- **WHAT YOU ARE ASKED TO DO**: Reproduce every record below exactly as it appears.

[Recorded data]
^^^^^^^^

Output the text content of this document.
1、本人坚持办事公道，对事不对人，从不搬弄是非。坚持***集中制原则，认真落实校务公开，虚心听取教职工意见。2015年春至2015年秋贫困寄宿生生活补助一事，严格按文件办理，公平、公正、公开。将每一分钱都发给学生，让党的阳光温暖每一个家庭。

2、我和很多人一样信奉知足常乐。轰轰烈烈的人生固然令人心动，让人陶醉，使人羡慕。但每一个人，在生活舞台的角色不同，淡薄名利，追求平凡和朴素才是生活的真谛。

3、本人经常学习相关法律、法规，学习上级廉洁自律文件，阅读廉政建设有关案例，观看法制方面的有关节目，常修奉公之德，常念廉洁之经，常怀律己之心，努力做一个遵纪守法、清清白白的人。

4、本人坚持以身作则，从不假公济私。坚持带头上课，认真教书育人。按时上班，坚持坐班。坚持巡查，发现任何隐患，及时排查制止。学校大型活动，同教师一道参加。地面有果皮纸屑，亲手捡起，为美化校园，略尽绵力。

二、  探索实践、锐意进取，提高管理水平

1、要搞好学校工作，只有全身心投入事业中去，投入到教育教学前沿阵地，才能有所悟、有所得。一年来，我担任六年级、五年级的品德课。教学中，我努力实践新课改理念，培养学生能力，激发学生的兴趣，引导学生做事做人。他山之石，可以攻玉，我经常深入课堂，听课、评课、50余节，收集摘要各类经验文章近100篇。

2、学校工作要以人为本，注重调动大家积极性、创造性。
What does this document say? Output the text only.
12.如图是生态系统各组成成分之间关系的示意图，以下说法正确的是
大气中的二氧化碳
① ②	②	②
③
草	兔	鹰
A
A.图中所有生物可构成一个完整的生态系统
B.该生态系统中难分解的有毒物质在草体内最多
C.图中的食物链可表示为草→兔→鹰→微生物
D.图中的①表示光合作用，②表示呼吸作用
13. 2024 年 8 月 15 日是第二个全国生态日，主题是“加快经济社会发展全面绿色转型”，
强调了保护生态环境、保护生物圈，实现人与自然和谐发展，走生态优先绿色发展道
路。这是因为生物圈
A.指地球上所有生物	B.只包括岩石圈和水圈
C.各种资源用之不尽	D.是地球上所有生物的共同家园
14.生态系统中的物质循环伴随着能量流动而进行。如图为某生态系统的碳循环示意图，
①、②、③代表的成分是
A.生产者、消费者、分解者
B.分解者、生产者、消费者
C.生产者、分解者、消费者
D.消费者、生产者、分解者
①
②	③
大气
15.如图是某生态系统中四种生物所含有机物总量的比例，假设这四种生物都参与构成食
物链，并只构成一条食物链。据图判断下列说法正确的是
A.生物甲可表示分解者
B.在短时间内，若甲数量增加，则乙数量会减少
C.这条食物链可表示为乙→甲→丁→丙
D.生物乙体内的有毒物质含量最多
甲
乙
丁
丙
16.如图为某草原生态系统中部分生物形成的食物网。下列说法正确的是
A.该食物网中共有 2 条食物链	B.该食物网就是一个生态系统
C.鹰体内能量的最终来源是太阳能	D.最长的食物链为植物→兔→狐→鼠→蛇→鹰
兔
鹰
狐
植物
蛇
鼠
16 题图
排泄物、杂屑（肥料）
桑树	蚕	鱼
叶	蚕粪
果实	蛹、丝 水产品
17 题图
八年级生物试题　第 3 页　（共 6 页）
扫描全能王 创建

^^^^^^^^

- **RESULT OF THIS EXERCISE**:
Output the text content of this document.
1、本人坚持办事公道，对事不对人，从不搬弄是非。坚持***集中制原则，认真落实校务公开，虚心听取教职工意见。2015年春至2015年秋贫困寄宿生生活补助一事，严格按文件办理，公平、公正、公开。将每一分钱都发给学生，让党的阳光温暖每一个家庭。

2、我和很多人一样信奉知足常乐。轰轰烈烈的人生固然令人心动，让人陶醉，使人羡慕。但每一个人，在生活舞台的角色不同，淡薄名利，追求平凡和朴素才是生活的真谛。

3、本人经常学习相关法律、法规，学习上级廉洁自律文件，阅读廉政建设有关案例，观看法制方面的有关节目，常修奉公之德，常念廉洁之经，常怀律己之心，努力做一个遵纪守法、清清白白的人。

4、本人坚持以身作则，从不假公济私。坚持带头上课，认真教书育人。按时上班，坚持坐班。坚持巡查，发现任何隐患，及时排查制止。学校大型活动，同教师一道参加。地面有果皮纸屑，亲手捡起，为美化校园，略尽绵力。

二、  探索实践、锐意进取，提高管理水平

1、要搞好学校工作，只有全身心投入事业中去，投入到教育教学前沿阵地，才能有所悟、有所得。一年来，我担任六年级、五年级的品德课。教学中，我努力实践新课改理念，培养学生能力，激发学生的兴趣，引导学生做事做人。他山之石，可以攻玉，我经常深入课堂，听课、评课、50余节，收集摘要各类经验文章近100篇。

2、学校工作要以人为本，注重调动大家积极性、创造性。
What does this document say? Output the text only.
12.如图是生态系统各组成成分之间关系的示意图，以下说法正确的是
大气中的二氧化碳
① ②	②	②
③
草	兔	鹰
A
A.图中所有生物可构成一个完整的生态系统
B.该生态系统中难分解的有毒物质在草体内最多
C.图中的食物链可表示为草→兔→鹰→微生物
D.图中的①表示光合作用，②表示呼吸作用
13. 2024 年 8 月 15 日是第二个全国生态日，主题是“加快经济社会发展全面绿色转型”，
强调了保护生态环境、保护生物圈，实现人与自然和谐发展，走生态优先绿色发展道
路。这是因为生物圈
A.指地球上所有生物	B.只包括岩石圈和水圈
C.各种资源用之不尽	D.是地球上所有生物的共同家园
14.生态系统中的物质循环伴随着能量流动而进行。如图为某生态系统的碳循环示意图，
①、②、③代表的成分是
A.生产者、消费者、分解者
B.分解者、生产者、消费者
C.生产者、分解者、消费者
D.消费者、生产者、分解者
①
②	③
大气
15.如图是某生态系统中四种生物所含有机物总量的比例，假设这四种生物都参与构成食
物链，并只构成一条食物链。据图判断下列说法正确的是
A.生物甲可表示分解者
B.在短时间内，若甲数量增加，则乙数量会减少
C.这条食物链可表示为乙→甲→丁→丙
D.生物乙体内的有毒物质含量最多
甲
乙
丁
丙
16.如图为某草原生态系统中部分生物形成的食物网。下列说法正确的是
A.该食物网中共有 2 条食物链	B.该食物网就是一个生态系统
C.鹰体内能量的最终来源是太阳能	D.最长的食物链为植物→兔→狐→鼠→蛇→鹰
兔
鹰
狐
植物
蛇
鼠
16 题图
排泄物、杂屑（肥料）
桑树	蚕	鱼
叶	蚕粪
果实	蛹、丝 水产品
17 题图
八年级生物试题　第 3 页　（共 6 页）
扫描全能王 创建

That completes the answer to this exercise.